[Start Input data]
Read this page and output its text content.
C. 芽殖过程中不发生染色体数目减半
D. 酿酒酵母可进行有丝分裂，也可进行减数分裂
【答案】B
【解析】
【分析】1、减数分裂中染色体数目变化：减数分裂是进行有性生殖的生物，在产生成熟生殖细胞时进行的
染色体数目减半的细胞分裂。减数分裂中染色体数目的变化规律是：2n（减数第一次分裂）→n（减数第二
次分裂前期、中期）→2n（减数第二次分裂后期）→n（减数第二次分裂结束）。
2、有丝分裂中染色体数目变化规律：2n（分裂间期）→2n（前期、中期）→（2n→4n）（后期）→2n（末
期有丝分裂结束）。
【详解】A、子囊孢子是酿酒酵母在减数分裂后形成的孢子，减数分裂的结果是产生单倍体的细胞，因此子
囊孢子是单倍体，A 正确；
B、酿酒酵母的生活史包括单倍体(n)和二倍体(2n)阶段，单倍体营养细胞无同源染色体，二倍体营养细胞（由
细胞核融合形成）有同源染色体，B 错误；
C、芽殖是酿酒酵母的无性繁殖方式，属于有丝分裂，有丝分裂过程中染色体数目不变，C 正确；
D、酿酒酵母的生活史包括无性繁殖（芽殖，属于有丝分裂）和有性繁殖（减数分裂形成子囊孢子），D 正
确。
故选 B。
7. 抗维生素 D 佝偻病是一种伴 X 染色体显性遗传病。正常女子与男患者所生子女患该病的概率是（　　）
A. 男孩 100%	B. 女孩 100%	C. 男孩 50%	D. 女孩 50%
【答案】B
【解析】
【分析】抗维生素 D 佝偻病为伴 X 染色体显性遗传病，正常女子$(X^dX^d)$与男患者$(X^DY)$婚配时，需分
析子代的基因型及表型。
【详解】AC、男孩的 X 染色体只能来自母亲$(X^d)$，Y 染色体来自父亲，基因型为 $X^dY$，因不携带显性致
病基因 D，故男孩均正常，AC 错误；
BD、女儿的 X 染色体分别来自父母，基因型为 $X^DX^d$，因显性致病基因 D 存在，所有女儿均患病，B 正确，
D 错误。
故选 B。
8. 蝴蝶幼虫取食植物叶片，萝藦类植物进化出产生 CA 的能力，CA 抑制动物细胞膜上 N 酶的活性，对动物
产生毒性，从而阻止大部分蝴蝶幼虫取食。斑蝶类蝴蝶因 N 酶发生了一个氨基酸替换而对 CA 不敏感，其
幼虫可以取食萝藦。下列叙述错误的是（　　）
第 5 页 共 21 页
[End Input data]
Of the lines in this data, how many contain "染色体显性遗传病"? Reply with only the number.

#### Solved problem:
2